Exercise input:

## start

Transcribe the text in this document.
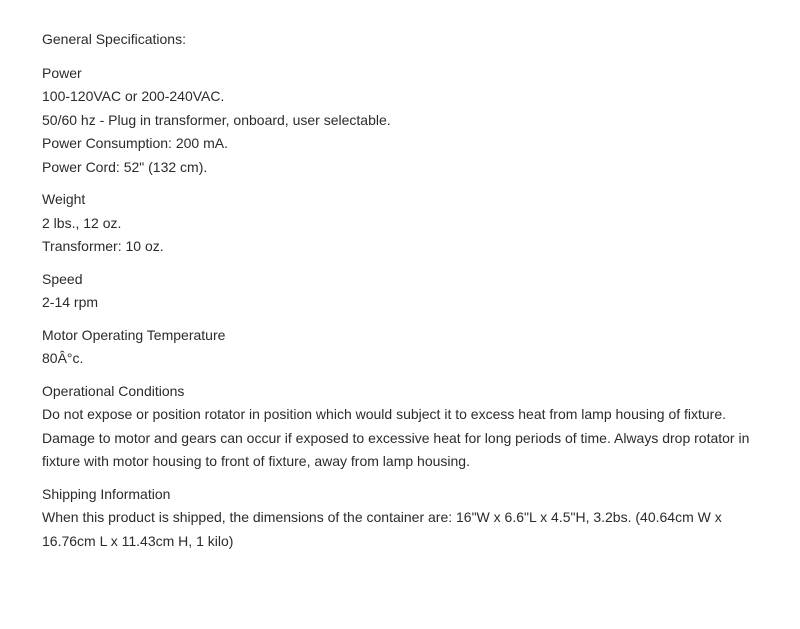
General Specifications:
Power
100-120VAC or 200-240VAC.
50/60 hz - Plug in transformer, onboard, user selectable.
Power Consumption: 200 mA.
Power Cord: 52" (132 cm).
Weight
2 lbs., 12 oz.
Transformer: 10 oz.
Speed
2-14 rpm
Motor Operating Temperature
80Â°c.
Operational Conditions
Do not expose or position rotator in position which would subject it to excess heat from lamp housing of fixture. Damage to motor and gears can occur if exposed to excessive heat for long periods of time. Always drop rotator in fixture with motor housing to front of fixture, away from lamp housing.
Shipping Information
When this product is shipped, the dimensions of the container are: 16"W x 6.6"L x 4.5"H, 3.2bs. (40.64cm W x 16.76cm L x 11.43cm H, 1 kilo)
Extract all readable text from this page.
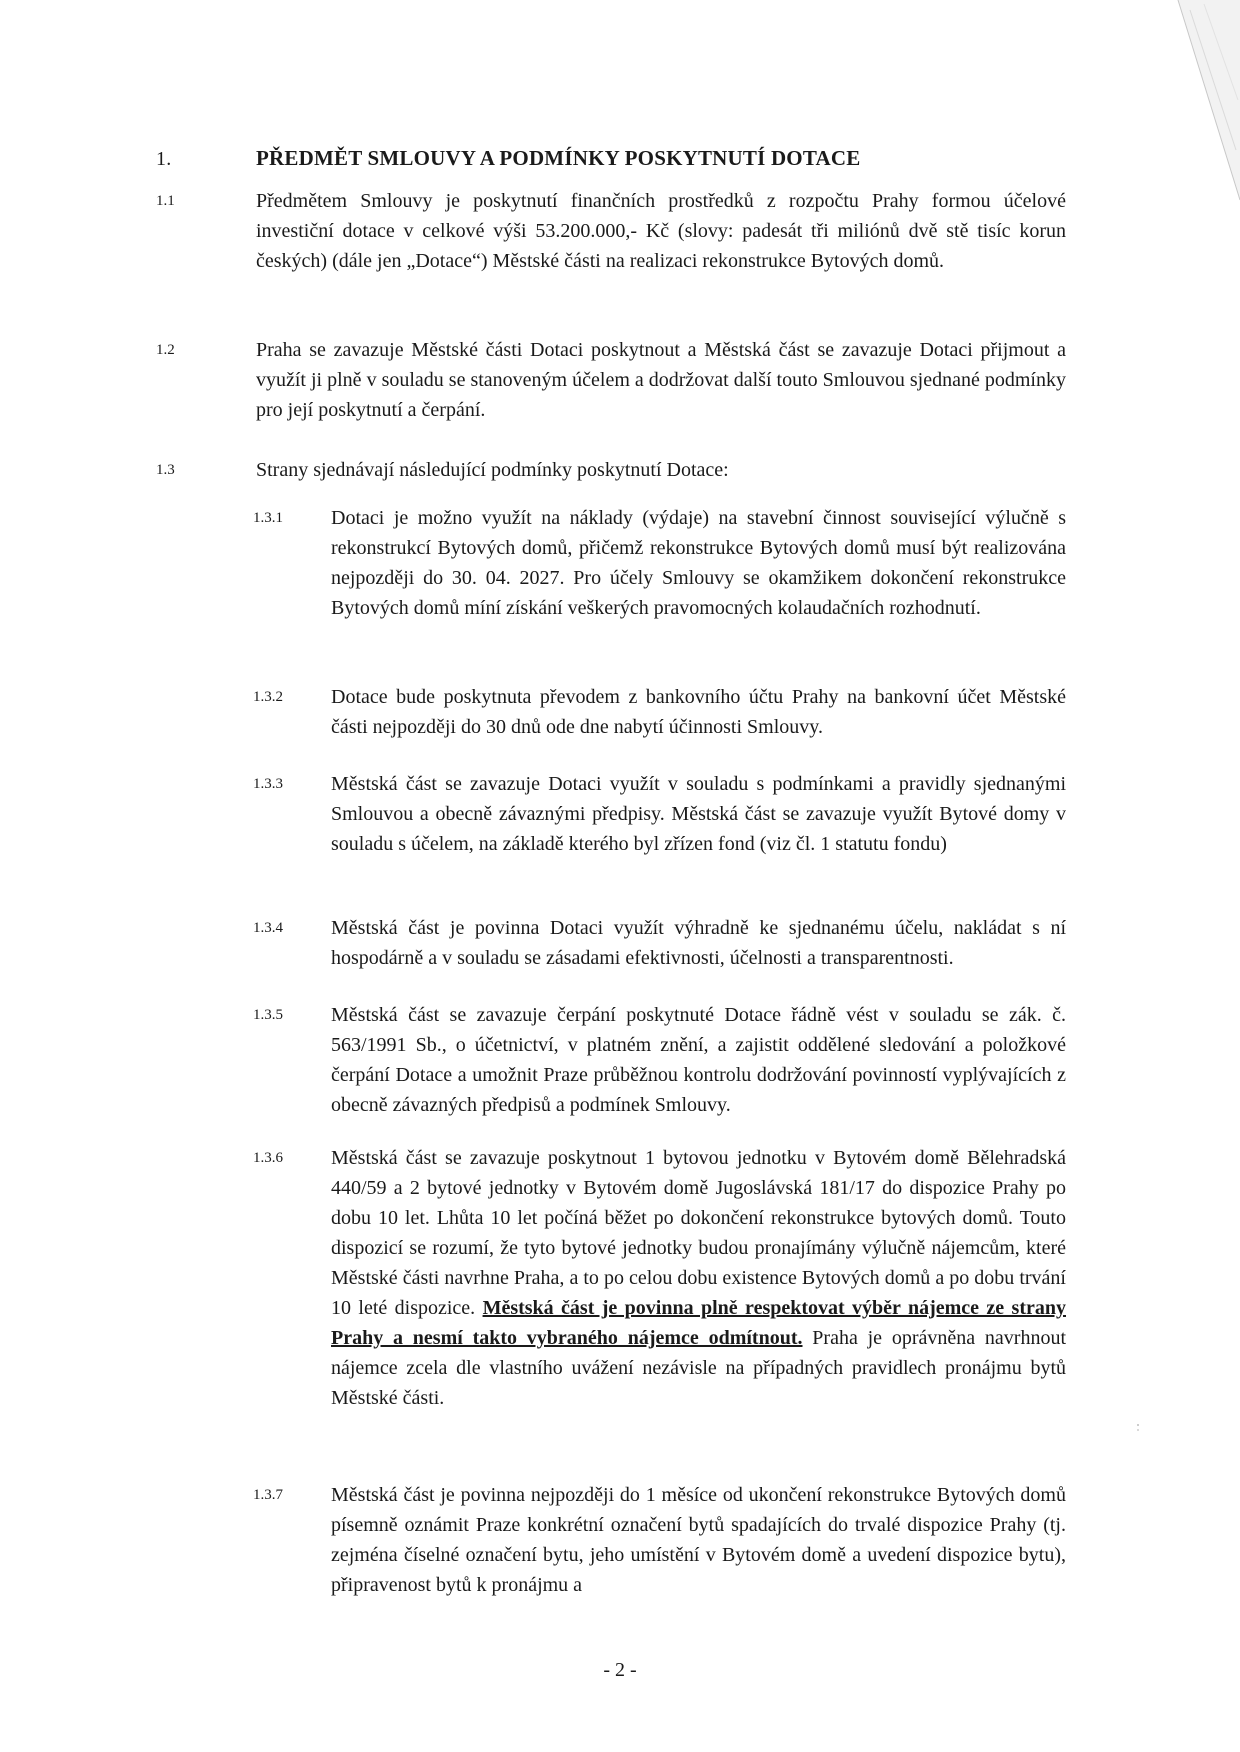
1.	PŘEDMĚT SMLOUVY A PODMÍNKY POSKYTNUTÍ DOTACE
1.1	Předmětem Smlouvy je poskytnutí finančních prostředků z rozpočtu Prahy formou účelové investiční dotace v celkové výši 53.200.000,- Kč (slovy: padesát tři miliónů dvě stě tisíc korun českých) (dále jen „Dotace“) Městské části na realizaci rekonstrukce Bytových domů.
1.2	Praha se zavazuje Městské části Dotaci poskytnout a Městská část se zavazuje Dotaci přijmout a využít ji plně v souladu se stanoveným účelem a dodržovat další touto Smlouvou sjednané podmínky pro její poskytnutí a čerpání.
1.3	Strany sjednávají následující podmínky poskytnutí Dotace:
1.3.1 Dotaci je možno využít na náklady (výdaje) na stavební činnost související výlučně s rekonstrukcí Bytových domů, přičemž rekonstrukce Bytových domů musí být realizována nejpozději do 30. 04. 2027. Pro účely Smlouvy se okamžikem dokončení rekonstrukce Bytových domů míní získání veškerých pravomocných kolaudačních rozhodnutí.
1.3.2 Dotace bude poskytnuta převodem z bankovního účtu Prahy na bankovní účet Městské části nejpozději do 30 dnů ode dne nabytí účinnosti Smlouvy.
1.3.3 Městská část se zavazuje Dotaci využít v souladu s podmínkami a pravidly sjednanými Smlouvou a obecně závaznými předpisy. Městská část se zavazuje využít Bytové domy v souladu s účelem, na základě kterého byl zřízen fond (viz čl. 1 statutu fondu)
1.3.4 Městská část je povinna Dotaci využít výhradně ke sjednanému účelu, nakládat s ní hospodárně a v souladu se zásadami efektivnosti, účelnosti a transparentnosti.
1.3.5 Městská část se zavazuje čerpání poskytnuté Dotace řádně vést v souladu se zák. č. 563/1991 Sb., o účetnictví, v platném znění, a zajistit oddělené sledování a položkové čerpání Dotace a umožnit Praze průběžnou kontrolu dodržování povinností vyplývajících z obecně závazných předpisů a podmínek Smlouvy.
1.3.6 Městská část se zavazuje poskytnout 1 bytovou jednotku v Bytovém domě Bělehradská 440/59 a 2 bytové jednotky v Bytovém domě Jugoslávská 181/17 do dispozice Prahy po dobu 10 let. Lhůta 10 let počíná běžet po dokončení rekonstrukce bytových domů. Touto dispozicí se rozumí, že tyto bytové jednotky budou pronajímány výlučně nájemcům, které Městské části navrhne Praha, a to po celou dobu existence Bytových domů a po dobu trvání 10 leté dispozice. Městská část je povinna plně respektovat výběr nájemce ze strany Prahy a nesmí takto vybraného nájemce odmítnout. Praha je oprávněna navrhnout nájemce zcela dle vlastního uvážení nezávisle na případných pravidlech pronájmu bytů Městské části.
1.3.7 Městská část je povinna nejpozději do 1 měsíce od ukončení rekonstrukce Bytových domů písemně oznámit Praze konkrétní označení bytů spadajících do trvalé dispozice Prahy (tj. zejména číselné označení bytu, jeho umístění v Bytovém domě a uvedení dispozice bytu), připravenost bytů k pronájmu a
- 2 -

## end

Exercise instructions: All of the entries above should be copied exactly, except for the pictures.

The reply:
Transcribe the text in this document.
General Specifications:
Power
100-120VAC or 200-240VAC.
50/60 hz - Plug in transformer, onboard, user selectable.
Power Consumption: 200 mA.
Power Cord: 52" (132 cm).
Weight
2 lbs., 12 oz.
Transformer: 10 oz.
Speed
2-14 rpm
Motor Operating Temperature
80Â°c.
Operational Conditions
Do not expose or position rotator in position which would subject it to excess heat from lamp housing of fixture. Damage to motor and gears can occur if exposed to excessive heat for long periods of time. Always drop rotator in fixture with motor housing to front of fixture, away from lamp housing.
Shipping Information
When this product is shipped, the dimensions of the container are: 16"W x 6.6"L x 4.5"H, 3.2bs. (40.64cm W x 16.76cm L x 11.43cm H, 1 kilo)
Extract all readable text from this page.
1.	PŘEDMĚT SMLOUVY A PODMÍNKY POSKYTNUTÍ DOTACE
1.1	Předmětem Smlouvy je poskytnutí finančních prostředků z rozpočtu Prahy formou účelové investiční dotace v celkové výši 53.200.000,- Kč (slovy: padesát tři miliónů dvě stě tisíc korun českých) (dále jen „Dotace“) Městské části na realizaci rekonstrukce Bytových domů.
1.2	Praha se zavazuje Městské části Dotaci poskytnout a Městská část se zavazuje Dotaci přijmout a využít ji plně v souladu se stanoveným účelem a dodržovat další touto Smlouvou sjednané podmínky pro její poskytnutí a čerpání.
1.3	Strany sjednávají následující podmínky poskytnutí Dotace:
1.3.1 Dotaci je možno využít na náklady (výdaje) na stavební činnost související výlučně s rekonstrukcí Bytových domů, přičemž rekonstrukce Bytových domů musí být realizována nejpozději do 30. 04. 2027. Pro účely Smlouvy se okamžikem dokončení rekonstrukce Bytových domů míní získání veškerých pravomocných kolaudačních rozhodnutí.
1.3.2 Dotace bude poskytnuta převodem z bankovního účtu Prahy na bankovní účet Městské části nejpozději do 30 dnů ode dne nabytí účinnosti Smlouvy.
1.3.3 Městská část se zavazuje Dotaci využít v souladu s podmínkami a pravidly sjednanými Smlouvou a obecně závaznými předpisy. Městská část se zavazuje využít Bytové domy v souladu s účelem, na základě kterého byl zřízen fond (viz čl. 1 statutu fondu)
1.3.4 Městská část je povinna Dotaci využít výhradně ke sjednanému účelu, nakládat s ní hospodárně a v souladu se zásadami efektivnosti, účelnosti a transparentnosti.
1.3.5 Městská část se zavazuje čerpání poskytnuté Dotace řádně vést v souladu se zák. č. 563/1991 Sb., o účetnictví, v platném znění, a zajistit oddělené sledování a položkové čerpání Dotace a umožnit Praze průběžnou kontrolu dodržování povinností vyplývajících z obecně závazných předpisů a podmínek Smlouvy.
1.3.6 Městská část se zavazuje poskytnout 1 bytovou jednotku v Bytovém domě Bělehradská 440/59 a 2 bytové jednotky v Bytovém domě Jugoslávská 181/17 do dispozice Prahy po dobu 10 let. Lhůta 10 let počíná běžet po dokončení rekonstrukce bytových domů. Touto dispozicí se rozumí, že tyto bytové jednotky budou pronajímány výlučně nájemcům, které Městské části navrhne Praha, a to po celou dobu existence Bytových domů a po dobu trvání 10 leté dispozice. Městská část je povinna plně respektovat výběr nájemce ze strany Prahy a nesmí takto vybraného nájemce odmítnout. Praha je oprávněna navrhnout nájemce zcela dle vlastního uvážení nezávisle na případných pravidlech pronájmu bytů Městské části.
1.3.7 Městská část je povinna nejpozději do 1 měsíce od ukončení rekonstrukce Bytových domů písemně oznámit Praze konkrétní označení bytů spadajících do trvalé dispozice Prahy (tj. zejména číselné označení bytu, jeho umístění v Bytovém domě a uvedení dispozice bytu), připravenost bytů k pronájmu a
- 2 -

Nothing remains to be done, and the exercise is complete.